━━━━━ Data

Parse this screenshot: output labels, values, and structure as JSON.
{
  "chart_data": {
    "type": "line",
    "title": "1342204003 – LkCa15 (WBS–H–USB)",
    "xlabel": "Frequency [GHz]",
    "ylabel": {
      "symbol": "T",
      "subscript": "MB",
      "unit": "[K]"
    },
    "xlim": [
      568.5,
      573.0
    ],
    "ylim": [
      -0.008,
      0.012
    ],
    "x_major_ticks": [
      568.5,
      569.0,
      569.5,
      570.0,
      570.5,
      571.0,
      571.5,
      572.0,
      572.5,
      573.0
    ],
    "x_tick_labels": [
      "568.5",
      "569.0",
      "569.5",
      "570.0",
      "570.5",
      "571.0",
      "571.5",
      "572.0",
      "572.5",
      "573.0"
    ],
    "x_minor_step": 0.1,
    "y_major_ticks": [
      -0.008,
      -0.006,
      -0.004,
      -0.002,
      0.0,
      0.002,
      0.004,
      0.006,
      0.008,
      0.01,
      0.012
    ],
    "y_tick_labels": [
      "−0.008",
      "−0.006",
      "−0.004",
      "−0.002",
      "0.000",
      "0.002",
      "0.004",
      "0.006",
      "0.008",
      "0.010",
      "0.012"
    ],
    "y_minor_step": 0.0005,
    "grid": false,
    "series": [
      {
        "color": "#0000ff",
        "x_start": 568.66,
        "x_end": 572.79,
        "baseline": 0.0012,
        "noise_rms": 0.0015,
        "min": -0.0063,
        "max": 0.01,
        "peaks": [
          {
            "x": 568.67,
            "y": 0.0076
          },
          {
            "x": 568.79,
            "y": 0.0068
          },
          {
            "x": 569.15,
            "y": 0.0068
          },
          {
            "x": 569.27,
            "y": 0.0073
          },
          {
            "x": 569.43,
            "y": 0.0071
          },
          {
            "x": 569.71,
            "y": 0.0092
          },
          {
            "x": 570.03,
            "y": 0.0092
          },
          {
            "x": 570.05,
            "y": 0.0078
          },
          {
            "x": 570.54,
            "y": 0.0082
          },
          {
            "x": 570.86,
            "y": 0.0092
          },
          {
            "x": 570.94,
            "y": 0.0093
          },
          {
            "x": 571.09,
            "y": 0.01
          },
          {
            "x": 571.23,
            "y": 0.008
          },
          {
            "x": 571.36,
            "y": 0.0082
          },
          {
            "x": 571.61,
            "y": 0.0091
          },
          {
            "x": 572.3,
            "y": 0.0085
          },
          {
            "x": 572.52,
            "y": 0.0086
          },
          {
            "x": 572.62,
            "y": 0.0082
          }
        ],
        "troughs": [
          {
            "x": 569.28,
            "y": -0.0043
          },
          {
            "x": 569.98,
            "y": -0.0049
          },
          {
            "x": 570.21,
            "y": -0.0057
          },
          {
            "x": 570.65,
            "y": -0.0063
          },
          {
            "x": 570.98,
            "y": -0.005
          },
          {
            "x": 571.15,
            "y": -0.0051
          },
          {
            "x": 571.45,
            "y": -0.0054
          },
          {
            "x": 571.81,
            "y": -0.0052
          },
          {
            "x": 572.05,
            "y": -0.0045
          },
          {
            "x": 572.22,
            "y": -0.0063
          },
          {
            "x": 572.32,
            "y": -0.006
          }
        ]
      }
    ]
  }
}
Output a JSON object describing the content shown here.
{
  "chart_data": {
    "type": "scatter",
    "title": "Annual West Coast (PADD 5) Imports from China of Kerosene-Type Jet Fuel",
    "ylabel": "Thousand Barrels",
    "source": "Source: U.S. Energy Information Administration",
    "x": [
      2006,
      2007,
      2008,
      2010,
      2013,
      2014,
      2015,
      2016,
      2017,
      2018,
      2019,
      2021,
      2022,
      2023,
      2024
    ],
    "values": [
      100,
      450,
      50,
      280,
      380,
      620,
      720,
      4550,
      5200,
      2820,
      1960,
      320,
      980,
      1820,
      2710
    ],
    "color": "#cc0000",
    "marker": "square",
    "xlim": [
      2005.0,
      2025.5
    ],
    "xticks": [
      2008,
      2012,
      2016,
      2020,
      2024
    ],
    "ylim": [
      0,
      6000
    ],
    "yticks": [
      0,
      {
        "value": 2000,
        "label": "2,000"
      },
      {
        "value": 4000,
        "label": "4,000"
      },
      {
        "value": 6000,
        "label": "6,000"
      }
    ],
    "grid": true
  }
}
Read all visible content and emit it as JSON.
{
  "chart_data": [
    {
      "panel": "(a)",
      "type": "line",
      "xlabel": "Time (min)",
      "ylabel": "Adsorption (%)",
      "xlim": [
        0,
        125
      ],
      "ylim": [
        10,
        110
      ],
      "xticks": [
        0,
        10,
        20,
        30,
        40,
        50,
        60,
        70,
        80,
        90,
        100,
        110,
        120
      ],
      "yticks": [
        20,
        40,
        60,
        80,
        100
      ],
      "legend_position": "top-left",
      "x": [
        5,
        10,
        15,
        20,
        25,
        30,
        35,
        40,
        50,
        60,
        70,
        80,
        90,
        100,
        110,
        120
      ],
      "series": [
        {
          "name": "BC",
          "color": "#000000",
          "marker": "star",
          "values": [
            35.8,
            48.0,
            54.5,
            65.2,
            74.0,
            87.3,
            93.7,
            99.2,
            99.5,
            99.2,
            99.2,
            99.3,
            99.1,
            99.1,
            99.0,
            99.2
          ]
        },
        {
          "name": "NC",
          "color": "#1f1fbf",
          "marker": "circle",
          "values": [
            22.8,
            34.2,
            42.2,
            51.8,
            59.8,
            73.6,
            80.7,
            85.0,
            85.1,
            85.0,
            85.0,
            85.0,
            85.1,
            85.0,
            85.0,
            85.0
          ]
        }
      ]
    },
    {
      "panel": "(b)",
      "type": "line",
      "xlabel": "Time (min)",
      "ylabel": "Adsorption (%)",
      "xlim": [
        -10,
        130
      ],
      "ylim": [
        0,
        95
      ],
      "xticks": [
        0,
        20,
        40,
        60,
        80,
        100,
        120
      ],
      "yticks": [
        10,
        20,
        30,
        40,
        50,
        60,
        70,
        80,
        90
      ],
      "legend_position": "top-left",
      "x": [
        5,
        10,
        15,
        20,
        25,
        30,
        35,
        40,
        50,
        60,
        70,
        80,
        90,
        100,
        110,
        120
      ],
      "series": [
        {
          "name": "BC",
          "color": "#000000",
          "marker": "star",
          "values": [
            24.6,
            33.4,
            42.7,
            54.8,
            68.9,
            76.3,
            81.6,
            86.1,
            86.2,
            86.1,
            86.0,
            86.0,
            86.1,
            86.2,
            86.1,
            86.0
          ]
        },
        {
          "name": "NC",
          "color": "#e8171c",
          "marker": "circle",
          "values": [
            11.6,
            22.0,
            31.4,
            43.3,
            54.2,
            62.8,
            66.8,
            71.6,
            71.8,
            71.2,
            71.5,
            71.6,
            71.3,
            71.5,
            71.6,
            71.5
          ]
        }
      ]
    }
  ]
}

━━━━━━━━━━

■ Job: Take the entries above and transcribe them exactly.

■ Answer below:
Parse this screenshot: output labels, values, and structure as JSON.
{
  "chart_data": {
    "type": "line",
    "title": "1342204003 – LkCa15 (WBS–H–USB)",
    "xlabel": "Frequency [GHz]",
    "ylabel": {
      "symbol": "T",
      "subscript": "MB",
      "unit": "[K]"
    },
    "xlim": [
      568.5,
      573.0
    ],
    "ylim": [
      -0.008,
      0.012
    ],
    "x_major_ticks": [
      568.5,
      569.0,
      569.5,
      570.0,
      570.5,
      571.0,
      571.5,
      572.0,
      572.5,
      573.0
    ],
    "x_tick_labels": [
      "568.5",
      "569.0",
      "569.5",
      "570.0",
      "570.5",
      "571.0",
      "571.5",
      "572.0",
      "572.5",
      "573.0"
    ],
    "x_minor_step": 0.1,
    "y_major_ticks": [
      -0.008,
      -0.006,
      -0.004,
      -0.002,
      0.0,
      0.002,
      0.004,
      0.006,
      0.008,
      0.01,
      0.012
    ],
    "y_tick_labels": [
      "−0.008",
      "−0.006",
      "−0.004",
      "−0.002",
      "0.000",
      "0.002",
      "0.004",
      "0.006",
      "0.008",
      "0.010",
      "0.012"
    ],
    "y_minor_step": 0.0005,
    "grid": false,
    "series": [
      {
        "color": "#0000ff",
        "x_start": 568.66,
        "x_end": 572.79,
        "baseline": 0.0012,
        "noise_rms": 0.0015,
        "min": -0.0063,
        "max": 0.01,
        "peaks": [
          {
            "x": 568.67,
            "y": 0.0076
          },
          {
            "x": 568.79,
            "y": 0.0068
          },
          {
            "x": 569.15,
            "y": 0.0068
          },
          {
            "x": 569.27,
            "y": 0.0073
          },
          {
            "x": 569.43,
            "y": 0.0071
          },
          {
            "x": 569.71,
            "y": 0.0092
          },
          {
            "x": 570.03,
            "y": 0.0092
          },
          {
            "x": 570.05,
            "y": 0.0078
          },
          {
            "x": 570.54,
            "y": 0.0082
          },
          {
            "x": 570.86,
            "y": 0.0092
          },
          {
            "x": 570.94,
            "y": 0.0093
          },
          {
            "x": 571.09,
            "y": 0.01
          },
          {
            "x": 571.23,
            "y": 0.008
          },
          {
            "x": 571.36,
            "y": 0.0082
          },
          {
            "x": 571.61,
            "y": 0.0091
          },
          {
            "x": 572.3,
            "y": 0.0085
          },
          {
            "x": 572.52,
            "y": 0.0086
          },
          {
            "x": 572.62,
            "y": 0.0082
          }
        ],
        "troughs": [
          {
            "x": 569.28,
            "y": -0.0043
          },
          {
            "x": 569.98,
            "y": -0.0049
          },
          {
            "x": 570.21,
            "y": -0.0057
          },
          {
            "x": 570.65,
            "y": -0.0063
          },
          {
            "x": 570.98,
            "y": -0.005
          },
          {
            "x": 571.15,
            "y": -0.0051
          },
          {
            "x": 571.45,
            "y": -0.0054
          },
          {
            "x": 571.81,
            "y": -0.0052
          },
          {
            "x": 572.05,
            "y": -0.0045
          },
          {
            "x": 572.22,
            "y": -0.0063
          },
          {
            "x": 572.32,
            "y": -0.006
          }
        ]
      }
    ]
  }
}
Output a JSON object describing the content shown here.
{
  "chart_data": {
    "type": "scatter",
    "title": "Annual West Coast (PADD 5) Imports from China of Kerosene-Type Jet Fuel",
    "ylabel": "Thousand Barrels",
    "source": "Source: U.S. Energy Information Administration",
    "x": [
      2006,
      2007,
      2008,
      2010,
      2013,
      2014,
      2015,
      2016,
      2017,
      2018,
      2019,
      2021,
      2022,
      2023,
      2024
    ],
    "values": [
      100,
      450,
      50,
      280,
      380,
      620,
      720,
      4550,
      5200,
      2820,
      1960,
      320,
      980,
      1820,
      2710
    ],
    "color": "#cc0000",
    "marker": "square",
    "xlim": [
      2005.0,
      2025.5
    ],
    "xticks": [
      2008,
      2012,
      2016,
      2020,
      2024
    ],
    "ylim": [
      0,
      6000
    ],
    "yticks": [
      0,
      {
        "value": 2000,
        "label": "2,000"
      },
      {
        "value": 4000,
        "label": "4,000"
      },
      {
        "value": 6000,
        "label": "6,000"
      }
    ],
    "grid": true
  }
}
Read all visible content and emit it as JSON.
{
  "chart_data": [
    {
      "panel": "(a)",
      "type": "line",
      "xlabel": "Time (min)",
      "ylabel": "Adsorption (%)",
      "xlim": [
        0,
        125
      ],
      "ylim": [
        10,
        110
      ],
      "xticks": [
        0,
        10,
        20,
        30,
        40,
        50,
        60,
        70,
        80,
        90,
        100,
        110,
        120
      ],
      "yticks": [
        20,
        40,
        60,
        80,
        100
      ],
      "legend_position": "top-left",
      "x": [
        5,
        10,
        15,
        20,
        25,
        30,
        35,
        40,
        50,
        60,
        70,
        80,
        90,
        100,
        110,
        120
      ],
      "series": [
        {
          "name": "BC",
          "color": "#000000",
          "marker": "star",
          "values": [
            35.8,
            48.0,
            54.5,
            65.2,
            74.0,
            87.3,
            93.7,
            99.2,
            99.5,
            99.2,
            99.2,
            99.3,
            99.1,
            99.1,
            99.0,
            99.2
          ]
        },
        {
          "name": "NC",
          "color": "#1f1fbf",
          "marker": "circle",
          "values": [
            22.8,
            34.2,
            42.2,
            51.8,
            59.8,
            73.6,
            80.7,
            85.0,
            85.1,
            85.0,
            85.0,
            85.0,
            85.1,
            85.0,
            85.0,
            85.0
          ]
        }
      ]
    },
    {
      "panel": "(b)",
      "type": "line",
      "xlabel": "Time (min)",
      "ylabel": "Adsorption (%)",
      "xlim": [
        -10,
        130
      ],
      "ylim": [
        0,
        95
      ],
      "xticks": [
        0,
        20,
        40,
        60,
        80,
        100,
        120
      ],
      "yticks": [
        10,
        20,
        30,
        40,
        50,
        60,
        70,
        80,
        90
      ],
      "legend_position": "top-left",
      "x": [
        5,
        10,
        15,
        20,
        25,
        30,
        35,
        40,
        50,
        60,
        70,
        80,
        90,
        100,
        110,
        120
      ],
      "series": [
        {
          "name": "BC",
          "color": "#000000",
          "marker": "star",
          "values": [
            24.6,
            33.4,
            42.7,
            54.8,
            68.9,
            76.3,
            81.6,
            86.1,
            86.2,
            86.1,
            86.0,
            86.0,
            86.1,
            86.2,
            86.1,
            86.0
          ]
        },
        {
          "name": "NC",
          "color": "#e8171c",
          "marker": "circle",
          "values": [
            11.6,
            22.0,
            31.4,
            43.3,
            54.2,
            62.8,
            66.8,
            71.6,
            71.8,
            71.2,
            71.5,
            71.6,
            71.3,
            71.5,
            71.6,
            71.5
          ]
        }
      ]
    }
  ]
}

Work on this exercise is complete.